** Task instructions **
Exactly repeat all the records below, omitting the images they hold.

** Data tied to figure images **
- - - - - - -
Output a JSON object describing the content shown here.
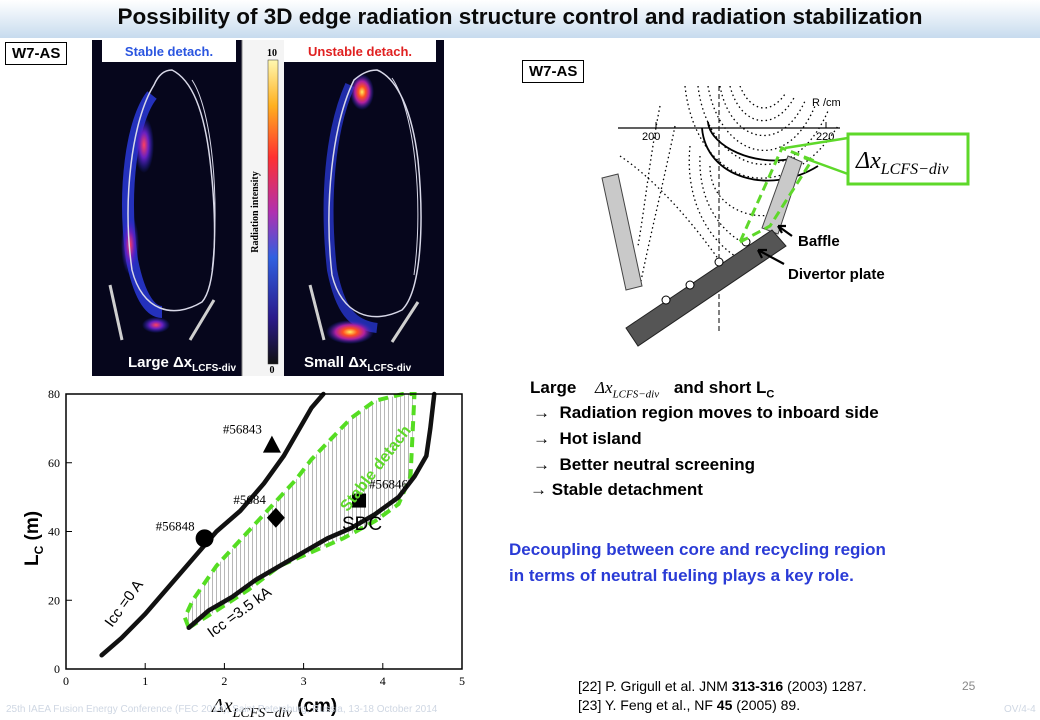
{
  "slide": {
    "title": "Possibility of 3D edge radiation structure control and radiation stabilization",
    "page_number": "25",
    "footer_conference": "25th IAEA Fusion Energy Conference (FEC 2014), Saint Petersburg, Russia, 13-18 October 2014",
    "footer_code": "OV/4-4"
  },
  "left_image": {
    "tag": "W7-AS",
    "panel_left_title": "Stable detach.",
    "panel_right_title": "Unstable detach.",
    "colorbar_label": "Radiation intensity",
    "colorbar_top": "10",
    "colorbar_bottom": "0",
    "caption_left_prefix": "Large ",
    "caption_right_prefix": "Small ",
    "caption_delta": "Δx",
    "caption_sub": "LCFS-div",
    "colors": [
      "#06061c",
      "#1a2ad0",
      "#7a10b0",
      "#e03070",
      "#ff4020",
      "#ff9a20",
      "#fff060"
    ]
  },
  "right_figure": {
    "tag": "W7-AS",
    "axis_label": "R /cm",
    "tick_200": "200",
    "tick_220": "220",
    "formula_delta": "Δx",
    "formula_sub": "LCFS−div",
    "label_baffle": "Baffle",
    "label_divertor": "Divertor plate"
  },
  "bullets": {
    "line1_a": "Large",
    "line1_b": "and short L",
    "line1_sub": "C",
    "formula_delta": "Δx",
    "formula_sub": "LCFS−div",
    "items": [
      "Radiation region moves to inboard side",
      "Hot island",
      "Better neutral screening",
      "Stable detachment"
    ],
    "arrow": "→",
    "conclusion_1": "Decoupling between core and recycling region",
    "conclusion_2": "in terms of neutral fueling plays a key role.",
    "conclusion_color": "#2a3bd6"
  },
  "references": {
    "ref1_a": "[22] P. Grigull et al. JNM ",
    "ref1_b": "313-316",
    "ref1_c": " (2003) 1287.",
    "ref2_a": "[23] Y. Feng et al., NF ",
    "ref2_b": "45",
    "ref2_c": " (2005) 89."
  },
  "chart_data": {
    "type": "line",
    "ylabel": "L",
    "ylabel_sub": "C",
    "ylabel_unit": " (m)",
    "xlabel_delta": "Δx",
    "xlabel_sub": "LCFS−div",
    "xlabel_unit": " (cm)",
    "xlim": [
      0,
      5
    ],
    "ylim": [
      0,
      80
    ],
    "xticks": [
      0,
      1,
      2,
      3,
      4,
      5
    ],
    "yticks": [
      0,
      20,
      40,
      60,
      80
    ],
    "series": [
      {
        "name": "Icc =0 A",
        "x": [
          0.45,
          0.7,
          1.0,
          1.3,
          1.6,
          1.9,
          2.2,
          2.5,
          2.75,
          2.95,
          3.1,
          3.25
        ],
        "y": [
          4,
          9,
          16,
          24,
          32,
          40,
          46,
          54,
          62,
          70,
          76,
          80
        ]
      },
      {
        "name": "Icc =3.5 kA",
        "x": [
          1.55,
          1.8,
          2.1,
          2.4,
          2.7,
          3.0,
          3.3,
          3.6,
          3.9,
          4.2,
          4.4,
          4.55,
          4.6,
          4.65
        ],
        "y": [
          12,
          17,
          21,
          26,
          30,
          34,
          38,
          41,
          45,
          50,
          56,
          62,
          70,
          80
        ]
      }
    ],
    "points": [
      {
        "label": "#56848",
        "x": 1.75,
        "y": 38,
        "marker": "circle"
      },
      {
        "label": "#56843",
        "x": 2.6,
        "y": 65,
        "marker": "triangle"
      },
      {
        "label": "#5684",
        "x": 2.65,
        "y": 44,
        "marker": "diamond"
      },
      {
        "label": "#56846",
        "x": 3.7,
        "y": 49,
        "marker": "square"
      }
    ],
    "region_label": "Stable detach.",
    "region_x": [
      1.55,
      1.9,
      2.3,
      2.7,
      3.1,
      3.5,
      3.9,
      4.2,
      4.35,
      4.4,
      4.25,
      3.9,
      3.6,
      3.35,
      3.1,
      2.9,
      2.7,
      2.5,
      2.3,
      2.1,
      1.9,
      1.75,
      1.6,
      1.5
    ],
    "region_y": [
      12,
      17,
      23,
      30,
      34,
      38,
      43,
      48,
      56,
      80,
      80,
      78,
      73,
      67,
      61,
      55,
      50,
      45,
      40,
      35,
      30,
      25,
      20,
      15
    ],
    "sdc_label": "SDC",
    "colors": {
      "curves": "#111111",
      "region": "#55dd22"
    }
  }
}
- - - - - - -
** The solution **
Output a JSON object describing the content shown here.
{
  "slide": {
    "title": "Possibility of 3D edge radiation structure control and radiation stabilization",
    "page_number": "25",
    "footer_conference": "25th IAEA Fusion Energy Conference (FEC 2014), Saint Petersburg, Russia, 13-18 October 2014",
    "footer_code": "OV/4-4"
  },
  "left_image": {
    "tag": "W7-AS",
    "panel_left_title": "Stable detach.",
    "panel_right_title": "Unstable detach.",
    "colorbar_label": "Radiation intensity",
    "colorbar_top": "10",
    "colorbar_bottom": "0",
    "caption_left_prefix": "Large ",
    "caption_right_prefix": "Small ",
    "caption_delta": "Δx",
    "caption_sub": "LCFS-div",
    "colors": [
      "#06061c",
      "#1a2ad0",
      "#7a10b0",
      "#e03070",
      "#ff4020",
      "#ff9a20",
      "#fff060"
    ]
  },
  "right_figure": {
    "tag": "W7-AS",
    "axis_label": "R /cm",
    "tick_200": "200",
    "tick_220": "220",
    "formula_delta": "Δx",
    "formula_sub": "LCFS−div",
    "label_baffle": "Baffle",
    "label_divertor": "Divertor plate"
  },
  "bullets": {
    "line1_a": "Large",
    "line1_b": "and short L",
    "line1_sub": "C",
    "formula_delta": "Δx",
    "formula_sub": "LCFS−div",
    "items": [
      "Radiation region moves to inboard side",
      "Hot island",
      "Better neutral screening",
      "Stable detachment"
    ],
    "arrow": "→",
    "conclusion_1": "Decoupling between core and recycling region",
    "conclusion_2": "in terms of neutral fueling plays a key role.",
    "conclusion_color": "#2a3bd6"
  },
  "references": {
    "ref1_a": "[22] P. Grigull et al. JNM ",
    "ref1_b": "313-316",
    "ref1_c": " (2003) 1287.",
    "ref2_a": "[23] Y. Feng et al., NF ",
    "ref2_b": "45",
    "ref2_c": " (2005) 89."
  },
  "chart_data": {
    "type": "line",
    "ylabel": "L",
    "ylabel_sub": "C",
    "ylabel_unit": " (m)",
    "xlabel_delta": "Δx",
    "xlabel_sub": "LCFS−div",
    "xlabel_unit": " (cm)",
    "xlim": [
      0,
      5
    ],
    "ylim": [
      0,
      80
    ],
    "xticks": [
      0,
      1,
      2,
      3,
      4,
      5
    ],
    "yticks": [
      0,
      20,
      40,
      60,
      80
    ],
    "series": [
      {
        "name": "Icc =0 A",
        "x": [
          0.45,
          0.7,
          1.0,
          1.3,
          1.6,
          1.9,
          2.2,
          2.5,
          2.75,
          2.95,
          3.1,
          3.25
        ],
        "y": [
          4,
          9,
          16,
          24,
          32,
          40,
          46,
          54,
          62,
          70,
          76,
          80
        ]
      },
      {
        "name": "Icc =3.5 kA",
        "x": [
          1.55,
          1.8,
          2.1,
          2.4,
          2.7,
          3.0,
          3.3,
          3.6,
          3.9,
          4.2,
          4.4,
          4.55,
          4.6,
          4.65
        ],
        "y": [
          12,
          17,
          21,
          26,
          30,
          34,
          38,
          41,
          45,
          50,
          56,
          62,
          70,
          80
        ]
      }
    ],
    "points": [
      {
        "label": "#56848",
        "x": 1.75,
        "y": 38,
        "marker": "circle"
      },
      {
        "label": "#56843",
        "x": 2.6,
        "y": 65,
        "marker": "triangle"
      },
      {
        "label": "#5684",
        "x": 2.65,
        "y": 44,
        "marker": "diamond"
      },
      {
        "label": "#56846",
        "x": 3.7,
        "y": 49,
        "marker": "square"
      }
    ],
    "region_label": "Stable detach.",
    "region_x": [
      1.55,
      1.9,
      2.3,
      2.7,
      3.1,
      3.5,
      3.9,
      4.2,
      4.35,
      4.4,
      4.25,
      3.9,
      3.6,
      3.35,
      3.1,
      2.9,
      2.7,
      2.5,
      2.3,
      2.1,
      1.9,
      1.75,
      1.6,
      1.5
    ],
    "region_y": [
      12,
      17,
      23,
      30,
      34,
      38,
      43,
      48,
      56,
      80,
      80,
      78,
      73,
      67,
      61,
      55,
      50,
      45,
      40,
      35,
      30,
      25,
      20,
      15
    ],
    "sdc_label": "SDC",
    "colors": {
      "curves": "#111111",
      "region": "#55dd22"
    }
  }
}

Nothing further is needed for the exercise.